## DIRECTION
Copy the forum thread on head training hybrids below word for word, from "I have Cayuga" up to and including "try new things.".

## EXCERPT PROVIDED
________________________________________

# Head training hybrids



## CTDrew (Jan 26, 2017)

I have some Cayuga (32 vines)planted on a stony low vigor site going into year two. Each vine is currently staked with a heavy metal t-post. I was thinking of experimenting with head training them rather than lay posts and wire. I have not found much online as to how a hybrid grape like Cayuga would take to this method of training. I realize I will get lower yields which doesn't worry me as these are spare vines and if I got a small amount of nice quality grapes I'd be happy. Are there issues anybody sees from trying this with Cayuga? Has anyone tried head training with a hybrid?


----------



## grapeman (Jan 27, 2017)

Cayuga can be a pretty high vigor variety. Being head trained you are relying on a few shoots every year to produce the crop and feed the vine. All of the vigor in the vine goes to those few shoots. Speaking from experience this will give you monsterous shoot growth. Here the vines freeze back most years and that means few shoots growing- what you are wanting to do. They usually do produce some grapes and the clusters can weigh almost a pound apiece and it will make some nice wine. The shoots however end up growing up to 20 and 25 feet at times. I will let you make up your mind if you want to try it or not.


----------



## CTDrew (Jan 29, 2017)

I have Cayuga trained VSP on my sandy site and they do have a lot of vigor. They don't die back down here either, which may help that vigor along. I thought that the weaker soil might counteract that natural tendency to grow like crazy, but I hadn't thought about the vine putting all that energy into fewer shoots thus recapturing the vigor. Maybe I will head train some and VSP the others at the stony site and learn and observe!


----------



## grapeman (Jan 29, 2017)

Never hurts to experiment and try new things.


----------

________________________________________

## RECORDS
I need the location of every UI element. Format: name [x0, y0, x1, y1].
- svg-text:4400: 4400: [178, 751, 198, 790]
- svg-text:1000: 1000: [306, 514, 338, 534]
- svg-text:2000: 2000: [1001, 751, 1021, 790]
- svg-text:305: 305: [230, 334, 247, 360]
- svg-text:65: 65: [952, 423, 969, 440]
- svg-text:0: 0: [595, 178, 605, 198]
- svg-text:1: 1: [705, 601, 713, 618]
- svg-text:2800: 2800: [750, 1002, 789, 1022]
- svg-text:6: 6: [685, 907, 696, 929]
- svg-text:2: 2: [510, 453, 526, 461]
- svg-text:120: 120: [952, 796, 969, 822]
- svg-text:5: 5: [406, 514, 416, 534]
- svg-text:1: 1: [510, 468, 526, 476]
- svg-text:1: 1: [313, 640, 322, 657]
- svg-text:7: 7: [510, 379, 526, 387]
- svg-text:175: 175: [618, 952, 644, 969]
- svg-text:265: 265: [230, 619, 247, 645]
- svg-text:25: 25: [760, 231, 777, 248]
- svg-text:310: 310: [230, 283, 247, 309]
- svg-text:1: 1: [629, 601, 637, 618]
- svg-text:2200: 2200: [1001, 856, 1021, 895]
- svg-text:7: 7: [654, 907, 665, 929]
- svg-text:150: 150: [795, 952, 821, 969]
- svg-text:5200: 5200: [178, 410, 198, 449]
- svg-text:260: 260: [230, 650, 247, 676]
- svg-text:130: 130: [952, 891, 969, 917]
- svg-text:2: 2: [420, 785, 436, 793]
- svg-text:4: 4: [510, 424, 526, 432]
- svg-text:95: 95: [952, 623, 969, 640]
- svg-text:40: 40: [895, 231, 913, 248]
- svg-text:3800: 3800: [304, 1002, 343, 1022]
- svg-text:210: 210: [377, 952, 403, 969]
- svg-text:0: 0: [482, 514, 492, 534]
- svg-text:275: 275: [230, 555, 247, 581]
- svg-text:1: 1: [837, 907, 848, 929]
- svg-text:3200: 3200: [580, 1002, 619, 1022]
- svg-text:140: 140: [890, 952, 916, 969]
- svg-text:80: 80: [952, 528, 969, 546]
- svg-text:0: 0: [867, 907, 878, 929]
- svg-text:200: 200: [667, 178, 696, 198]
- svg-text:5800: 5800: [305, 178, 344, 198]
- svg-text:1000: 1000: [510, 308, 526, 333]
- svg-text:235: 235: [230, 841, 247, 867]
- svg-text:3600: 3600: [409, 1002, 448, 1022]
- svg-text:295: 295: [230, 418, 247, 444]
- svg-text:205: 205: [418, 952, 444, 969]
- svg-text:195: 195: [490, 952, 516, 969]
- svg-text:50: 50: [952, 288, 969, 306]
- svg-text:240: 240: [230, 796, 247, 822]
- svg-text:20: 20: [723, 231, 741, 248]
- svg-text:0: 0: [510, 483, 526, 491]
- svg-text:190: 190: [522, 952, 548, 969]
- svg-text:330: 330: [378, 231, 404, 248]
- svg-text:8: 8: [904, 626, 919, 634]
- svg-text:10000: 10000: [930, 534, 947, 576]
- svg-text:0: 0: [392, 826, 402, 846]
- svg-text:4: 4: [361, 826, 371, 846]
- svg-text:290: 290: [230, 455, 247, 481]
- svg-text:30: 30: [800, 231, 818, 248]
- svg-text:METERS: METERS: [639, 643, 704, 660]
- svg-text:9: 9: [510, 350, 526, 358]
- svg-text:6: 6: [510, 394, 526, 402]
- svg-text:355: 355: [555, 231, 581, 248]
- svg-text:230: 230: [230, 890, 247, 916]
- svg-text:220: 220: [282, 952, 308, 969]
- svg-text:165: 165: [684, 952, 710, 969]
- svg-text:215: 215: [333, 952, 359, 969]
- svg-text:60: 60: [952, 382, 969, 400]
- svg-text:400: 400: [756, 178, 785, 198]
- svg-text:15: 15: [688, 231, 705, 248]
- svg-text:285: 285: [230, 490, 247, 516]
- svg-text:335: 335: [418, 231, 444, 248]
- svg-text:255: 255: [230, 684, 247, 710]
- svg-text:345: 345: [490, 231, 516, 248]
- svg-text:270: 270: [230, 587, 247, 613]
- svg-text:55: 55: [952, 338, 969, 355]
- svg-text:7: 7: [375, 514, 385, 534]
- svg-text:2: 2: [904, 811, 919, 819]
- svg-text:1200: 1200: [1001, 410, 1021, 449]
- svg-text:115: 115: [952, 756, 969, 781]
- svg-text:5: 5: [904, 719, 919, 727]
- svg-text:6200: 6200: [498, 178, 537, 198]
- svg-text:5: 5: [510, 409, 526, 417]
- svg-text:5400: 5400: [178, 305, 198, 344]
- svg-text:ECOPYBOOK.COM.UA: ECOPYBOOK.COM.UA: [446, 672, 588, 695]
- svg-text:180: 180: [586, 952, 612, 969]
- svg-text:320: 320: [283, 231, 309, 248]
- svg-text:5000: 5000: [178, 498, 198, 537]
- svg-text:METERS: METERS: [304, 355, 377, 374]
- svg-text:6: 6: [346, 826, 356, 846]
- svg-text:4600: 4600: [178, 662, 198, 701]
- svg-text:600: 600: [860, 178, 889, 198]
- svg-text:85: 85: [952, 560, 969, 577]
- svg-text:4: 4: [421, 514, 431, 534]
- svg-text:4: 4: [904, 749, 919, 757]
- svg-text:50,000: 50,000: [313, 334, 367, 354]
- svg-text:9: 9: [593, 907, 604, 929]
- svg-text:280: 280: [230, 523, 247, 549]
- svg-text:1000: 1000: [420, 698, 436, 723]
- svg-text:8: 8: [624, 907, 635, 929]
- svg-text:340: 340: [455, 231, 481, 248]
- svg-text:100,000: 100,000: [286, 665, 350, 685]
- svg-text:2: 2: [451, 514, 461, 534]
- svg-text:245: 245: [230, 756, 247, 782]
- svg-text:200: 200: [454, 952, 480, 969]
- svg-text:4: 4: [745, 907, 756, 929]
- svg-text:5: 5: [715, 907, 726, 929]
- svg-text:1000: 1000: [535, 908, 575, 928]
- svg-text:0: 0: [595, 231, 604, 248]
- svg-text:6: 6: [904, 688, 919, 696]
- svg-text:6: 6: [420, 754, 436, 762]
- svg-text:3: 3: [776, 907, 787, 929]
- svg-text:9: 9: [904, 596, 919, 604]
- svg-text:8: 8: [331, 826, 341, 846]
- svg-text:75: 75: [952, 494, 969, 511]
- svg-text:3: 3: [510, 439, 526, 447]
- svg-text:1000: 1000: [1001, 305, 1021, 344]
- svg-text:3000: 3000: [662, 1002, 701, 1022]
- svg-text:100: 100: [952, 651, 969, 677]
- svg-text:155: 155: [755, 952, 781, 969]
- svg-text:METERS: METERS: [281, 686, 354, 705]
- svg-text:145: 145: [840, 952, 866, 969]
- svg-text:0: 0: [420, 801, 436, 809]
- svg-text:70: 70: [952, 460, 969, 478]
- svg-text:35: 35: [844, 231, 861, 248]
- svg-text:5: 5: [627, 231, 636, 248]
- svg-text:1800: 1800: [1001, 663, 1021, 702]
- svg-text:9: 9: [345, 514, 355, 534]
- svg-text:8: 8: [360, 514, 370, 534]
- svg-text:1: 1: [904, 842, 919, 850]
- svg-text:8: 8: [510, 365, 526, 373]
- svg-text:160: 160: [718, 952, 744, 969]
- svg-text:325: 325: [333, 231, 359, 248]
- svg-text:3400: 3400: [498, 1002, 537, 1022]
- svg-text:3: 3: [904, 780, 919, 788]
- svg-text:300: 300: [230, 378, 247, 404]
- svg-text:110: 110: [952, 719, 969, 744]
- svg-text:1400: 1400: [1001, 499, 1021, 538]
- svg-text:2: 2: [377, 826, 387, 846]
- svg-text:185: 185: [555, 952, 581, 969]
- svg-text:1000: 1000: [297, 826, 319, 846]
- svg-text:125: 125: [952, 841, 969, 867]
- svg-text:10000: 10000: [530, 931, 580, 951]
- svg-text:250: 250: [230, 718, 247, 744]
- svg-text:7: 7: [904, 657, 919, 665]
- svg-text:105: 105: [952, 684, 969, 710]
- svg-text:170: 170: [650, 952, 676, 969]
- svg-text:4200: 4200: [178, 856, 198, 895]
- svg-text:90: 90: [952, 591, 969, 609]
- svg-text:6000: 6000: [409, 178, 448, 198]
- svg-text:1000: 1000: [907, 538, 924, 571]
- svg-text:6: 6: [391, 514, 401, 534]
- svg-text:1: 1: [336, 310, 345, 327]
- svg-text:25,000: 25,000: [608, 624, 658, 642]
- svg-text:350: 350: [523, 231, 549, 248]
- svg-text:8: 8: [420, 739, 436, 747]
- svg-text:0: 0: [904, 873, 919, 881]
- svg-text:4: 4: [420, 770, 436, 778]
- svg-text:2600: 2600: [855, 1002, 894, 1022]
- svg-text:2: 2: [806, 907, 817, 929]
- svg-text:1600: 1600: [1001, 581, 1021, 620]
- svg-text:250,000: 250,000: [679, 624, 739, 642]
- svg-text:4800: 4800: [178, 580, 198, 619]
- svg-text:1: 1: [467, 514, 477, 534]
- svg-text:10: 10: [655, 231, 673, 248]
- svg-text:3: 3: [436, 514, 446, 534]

________________________________________

## RESULT BELOW
I have Cayuga trained VSP on my sandy site and they do have a lot of vigor. They don't die back down here either, which may help that vigor along. I thought that the weaker soil might counteract that natural tendency to grow like crazy, but I hadn't thought about the vine putting all that energy into fewer shoots thus recapturing the vigor. Maybe I will head train some and VSP the others at the stony site and learn and observe!


----------



## grapeman (Jan 29, 2017)

Never hurts to experiment and try new things.